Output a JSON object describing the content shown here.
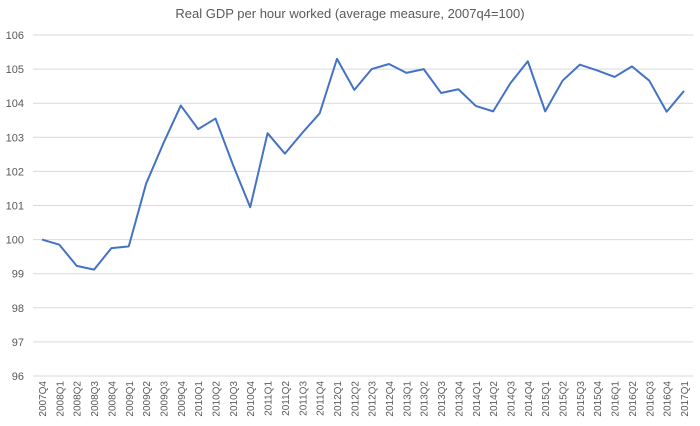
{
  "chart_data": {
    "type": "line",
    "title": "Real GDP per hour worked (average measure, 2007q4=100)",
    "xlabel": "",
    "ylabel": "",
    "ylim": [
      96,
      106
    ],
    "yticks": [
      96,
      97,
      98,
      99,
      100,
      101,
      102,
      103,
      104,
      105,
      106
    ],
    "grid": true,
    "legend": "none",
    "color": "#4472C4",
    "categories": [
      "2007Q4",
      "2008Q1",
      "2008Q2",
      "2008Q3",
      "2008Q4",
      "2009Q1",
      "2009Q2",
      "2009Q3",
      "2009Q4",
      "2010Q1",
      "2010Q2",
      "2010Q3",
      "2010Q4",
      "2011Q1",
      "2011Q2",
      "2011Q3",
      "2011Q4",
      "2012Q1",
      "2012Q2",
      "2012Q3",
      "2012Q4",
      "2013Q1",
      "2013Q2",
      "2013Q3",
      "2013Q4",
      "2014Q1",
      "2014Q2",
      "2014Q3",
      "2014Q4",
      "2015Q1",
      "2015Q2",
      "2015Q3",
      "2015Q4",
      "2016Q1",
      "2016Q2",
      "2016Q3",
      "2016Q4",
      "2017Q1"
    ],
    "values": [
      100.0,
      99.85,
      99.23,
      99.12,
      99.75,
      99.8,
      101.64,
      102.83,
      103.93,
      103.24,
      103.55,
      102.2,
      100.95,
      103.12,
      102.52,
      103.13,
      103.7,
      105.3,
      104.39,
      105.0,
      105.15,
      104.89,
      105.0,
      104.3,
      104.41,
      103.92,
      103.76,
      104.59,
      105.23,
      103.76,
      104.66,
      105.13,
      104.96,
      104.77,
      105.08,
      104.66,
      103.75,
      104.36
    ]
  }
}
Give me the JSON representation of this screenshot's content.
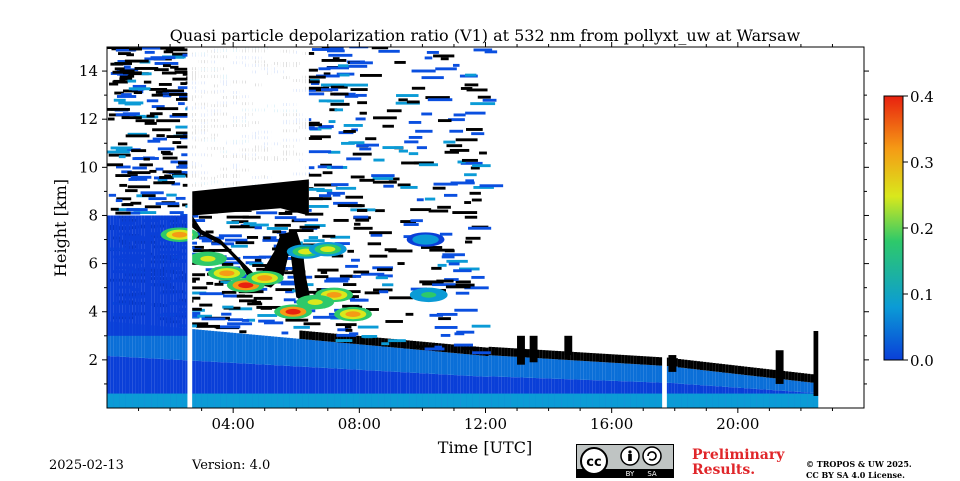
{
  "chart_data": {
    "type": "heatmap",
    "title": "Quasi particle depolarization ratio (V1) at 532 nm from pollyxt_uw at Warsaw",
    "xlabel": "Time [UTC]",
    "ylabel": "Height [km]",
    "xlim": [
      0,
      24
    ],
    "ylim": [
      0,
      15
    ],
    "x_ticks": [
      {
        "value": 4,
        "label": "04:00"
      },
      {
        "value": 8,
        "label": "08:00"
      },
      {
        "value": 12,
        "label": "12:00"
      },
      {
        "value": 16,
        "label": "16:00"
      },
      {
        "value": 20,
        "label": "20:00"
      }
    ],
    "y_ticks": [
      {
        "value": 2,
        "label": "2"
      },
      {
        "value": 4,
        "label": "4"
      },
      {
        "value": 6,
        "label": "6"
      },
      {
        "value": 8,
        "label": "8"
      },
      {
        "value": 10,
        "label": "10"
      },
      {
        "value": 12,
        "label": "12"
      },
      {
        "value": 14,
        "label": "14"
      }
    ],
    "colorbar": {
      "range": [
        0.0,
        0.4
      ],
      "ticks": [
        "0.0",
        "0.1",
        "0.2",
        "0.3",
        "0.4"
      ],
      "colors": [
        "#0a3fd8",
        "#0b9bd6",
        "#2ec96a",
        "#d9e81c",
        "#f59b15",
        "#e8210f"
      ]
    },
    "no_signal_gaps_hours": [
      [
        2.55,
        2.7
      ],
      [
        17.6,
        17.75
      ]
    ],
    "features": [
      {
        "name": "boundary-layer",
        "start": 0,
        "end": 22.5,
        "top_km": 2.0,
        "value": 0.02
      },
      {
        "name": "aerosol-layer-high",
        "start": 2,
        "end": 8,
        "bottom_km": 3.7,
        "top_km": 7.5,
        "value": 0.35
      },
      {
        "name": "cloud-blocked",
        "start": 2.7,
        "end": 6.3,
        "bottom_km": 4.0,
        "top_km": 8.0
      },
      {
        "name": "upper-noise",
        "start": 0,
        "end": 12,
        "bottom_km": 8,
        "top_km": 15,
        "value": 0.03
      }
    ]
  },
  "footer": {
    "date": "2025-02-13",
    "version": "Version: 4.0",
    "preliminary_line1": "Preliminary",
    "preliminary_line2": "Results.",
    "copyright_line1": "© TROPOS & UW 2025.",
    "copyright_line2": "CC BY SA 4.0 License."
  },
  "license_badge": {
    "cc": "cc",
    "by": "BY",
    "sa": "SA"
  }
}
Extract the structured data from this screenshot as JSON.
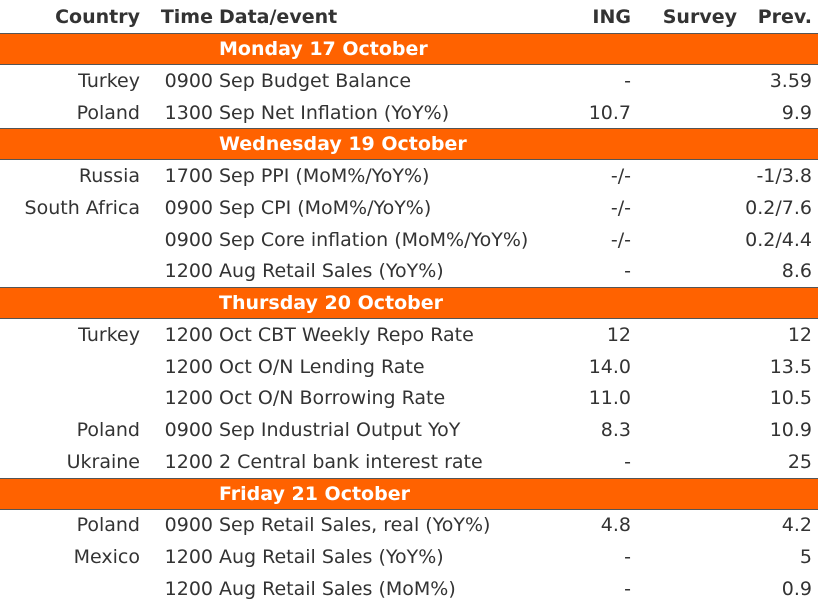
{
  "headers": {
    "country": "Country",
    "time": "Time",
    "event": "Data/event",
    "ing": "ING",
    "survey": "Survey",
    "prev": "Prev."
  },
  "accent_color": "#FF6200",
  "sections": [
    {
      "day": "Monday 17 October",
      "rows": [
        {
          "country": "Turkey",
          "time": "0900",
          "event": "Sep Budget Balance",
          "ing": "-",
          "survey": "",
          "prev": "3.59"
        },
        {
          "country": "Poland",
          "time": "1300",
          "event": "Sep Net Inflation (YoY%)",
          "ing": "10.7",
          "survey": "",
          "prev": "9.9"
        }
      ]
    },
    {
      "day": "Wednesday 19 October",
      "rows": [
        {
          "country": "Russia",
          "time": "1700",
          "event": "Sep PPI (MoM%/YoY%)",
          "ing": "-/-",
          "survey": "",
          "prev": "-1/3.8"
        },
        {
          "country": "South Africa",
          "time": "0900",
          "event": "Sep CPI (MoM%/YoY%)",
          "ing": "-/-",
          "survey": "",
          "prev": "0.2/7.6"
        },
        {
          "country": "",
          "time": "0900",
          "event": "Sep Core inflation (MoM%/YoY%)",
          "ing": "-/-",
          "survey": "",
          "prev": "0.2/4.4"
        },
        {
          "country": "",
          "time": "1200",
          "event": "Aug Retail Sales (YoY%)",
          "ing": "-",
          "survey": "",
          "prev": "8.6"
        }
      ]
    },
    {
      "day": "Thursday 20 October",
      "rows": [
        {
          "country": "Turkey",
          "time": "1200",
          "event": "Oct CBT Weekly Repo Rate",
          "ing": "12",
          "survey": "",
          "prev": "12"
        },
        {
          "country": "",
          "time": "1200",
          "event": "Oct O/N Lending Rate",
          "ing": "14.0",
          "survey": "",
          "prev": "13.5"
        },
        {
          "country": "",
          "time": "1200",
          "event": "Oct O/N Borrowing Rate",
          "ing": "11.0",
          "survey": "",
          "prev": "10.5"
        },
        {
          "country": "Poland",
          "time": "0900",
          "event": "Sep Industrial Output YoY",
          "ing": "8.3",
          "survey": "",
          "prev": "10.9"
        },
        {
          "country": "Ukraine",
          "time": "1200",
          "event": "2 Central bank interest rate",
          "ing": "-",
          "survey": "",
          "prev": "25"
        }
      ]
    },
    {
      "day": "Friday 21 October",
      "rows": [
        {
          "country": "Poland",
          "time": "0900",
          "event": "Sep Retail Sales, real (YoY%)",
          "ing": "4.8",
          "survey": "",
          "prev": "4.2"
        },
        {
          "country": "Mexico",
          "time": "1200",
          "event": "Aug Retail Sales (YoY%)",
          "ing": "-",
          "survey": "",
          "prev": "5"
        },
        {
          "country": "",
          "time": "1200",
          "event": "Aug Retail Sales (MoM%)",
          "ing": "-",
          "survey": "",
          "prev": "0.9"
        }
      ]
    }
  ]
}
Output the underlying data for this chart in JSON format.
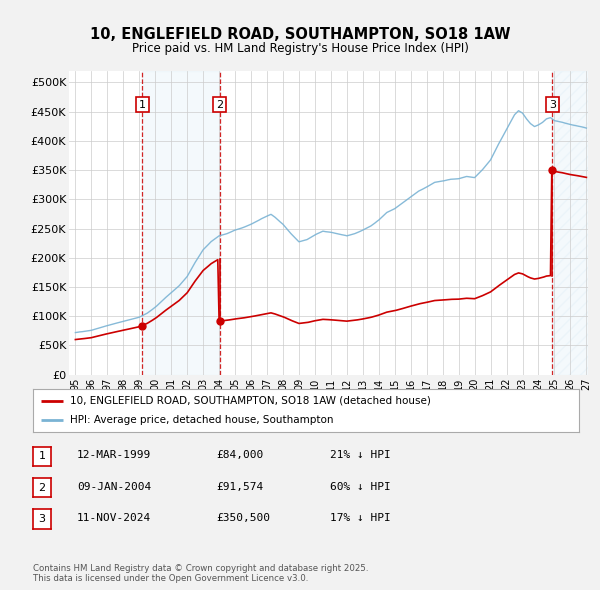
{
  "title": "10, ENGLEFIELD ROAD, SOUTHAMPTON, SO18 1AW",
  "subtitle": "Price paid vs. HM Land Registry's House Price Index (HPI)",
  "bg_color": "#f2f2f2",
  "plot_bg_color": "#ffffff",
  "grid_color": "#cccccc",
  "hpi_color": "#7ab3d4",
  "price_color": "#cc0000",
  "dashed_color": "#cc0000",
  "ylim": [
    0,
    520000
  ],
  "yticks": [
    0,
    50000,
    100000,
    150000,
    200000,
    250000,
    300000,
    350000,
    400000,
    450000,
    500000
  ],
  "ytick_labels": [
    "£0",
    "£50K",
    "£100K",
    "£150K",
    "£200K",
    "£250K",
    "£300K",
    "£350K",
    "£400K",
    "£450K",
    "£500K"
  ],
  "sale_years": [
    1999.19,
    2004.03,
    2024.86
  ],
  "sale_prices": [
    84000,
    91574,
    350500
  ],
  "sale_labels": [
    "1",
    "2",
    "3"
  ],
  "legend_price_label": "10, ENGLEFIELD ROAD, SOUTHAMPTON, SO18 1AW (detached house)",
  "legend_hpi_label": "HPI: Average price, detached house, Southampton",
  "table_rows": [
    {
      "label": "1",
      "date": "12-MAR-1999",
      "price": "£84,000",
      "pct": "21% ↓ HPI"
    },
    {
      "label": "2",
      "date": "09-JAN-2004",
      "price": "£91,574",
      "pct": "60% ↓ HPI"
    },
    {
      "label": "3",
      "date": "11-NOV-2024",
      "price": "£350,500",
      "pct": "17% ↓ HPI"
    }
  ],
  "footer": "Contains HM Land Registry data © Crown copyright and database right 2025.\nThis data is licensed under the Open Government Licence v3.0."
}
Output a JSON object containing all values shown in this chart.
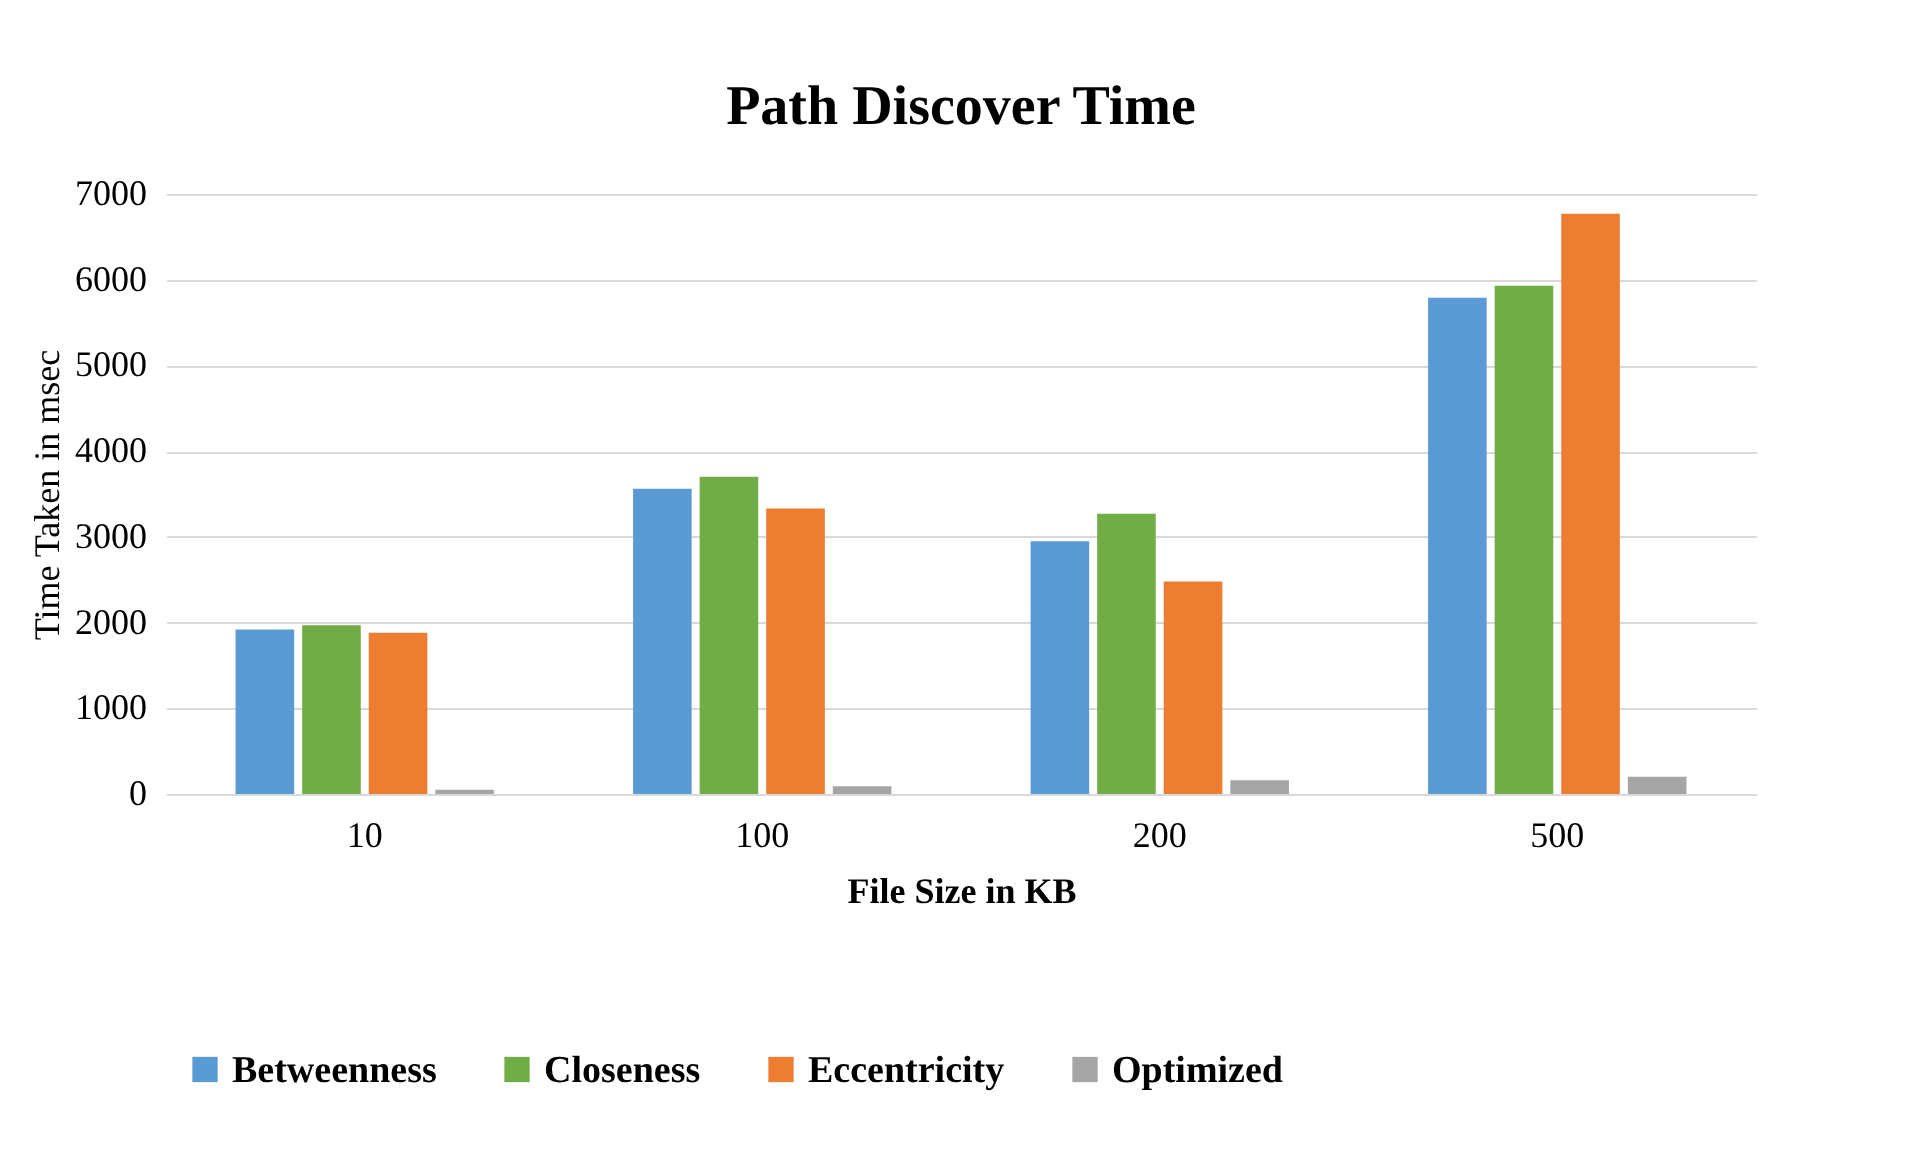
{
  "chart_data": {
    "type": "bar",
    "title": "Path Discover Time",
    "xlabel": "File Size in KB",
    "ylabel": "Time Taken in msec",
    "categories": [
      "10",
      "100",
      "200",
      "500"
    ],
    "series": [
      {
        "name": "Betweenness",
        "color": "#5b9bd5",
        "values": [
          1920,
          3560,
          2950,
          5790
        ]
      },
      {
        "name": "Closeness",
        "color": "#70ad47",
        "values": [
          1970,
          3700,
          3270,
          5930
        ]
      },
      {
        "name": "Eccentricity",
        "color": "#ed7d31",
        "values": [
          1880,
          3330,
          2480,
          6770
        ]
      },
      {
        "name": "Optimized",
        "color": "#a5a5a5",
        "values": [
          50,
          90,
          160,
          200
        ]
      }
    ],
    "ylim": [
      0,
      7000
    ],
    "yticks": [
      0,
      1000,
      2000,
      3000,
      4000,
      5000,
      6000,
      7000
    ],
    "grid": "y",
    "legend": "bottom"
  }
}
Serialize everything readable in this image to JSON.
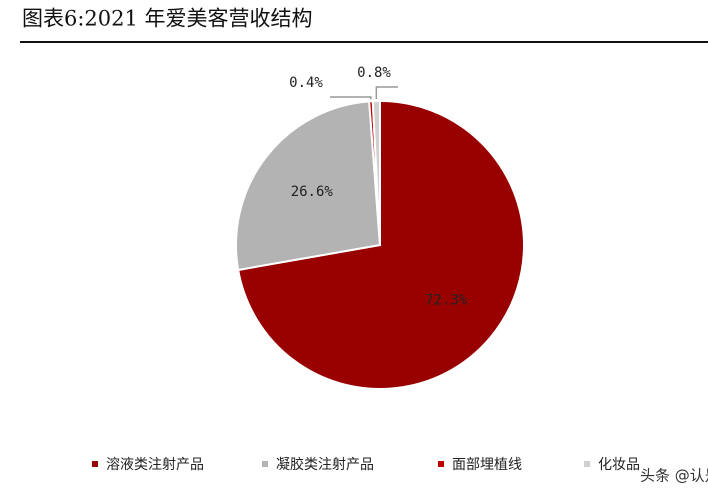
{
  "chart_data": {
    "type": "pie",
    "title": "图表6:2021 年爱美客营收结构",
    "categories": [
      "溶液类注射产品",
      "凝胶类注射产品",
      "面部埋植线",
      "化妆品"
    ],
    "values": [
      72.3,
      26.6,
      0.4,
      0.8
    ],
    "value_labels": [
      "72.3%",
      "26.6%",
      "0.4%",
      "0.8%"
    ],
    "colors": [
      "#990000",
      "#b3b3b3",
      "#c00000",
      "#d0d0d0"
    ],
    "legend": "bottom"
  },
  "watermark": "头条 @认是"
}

◆ **Work to do**
Every line containing the string "Output" must be listed.

◆ **Answer to the problem**
Output a JSON object describing the content shown here.
          "event": "Sep Industrial Output YoY",
Output the underlying data for this chart in JSON format.
Output a JSON object containing all values shown in this chart.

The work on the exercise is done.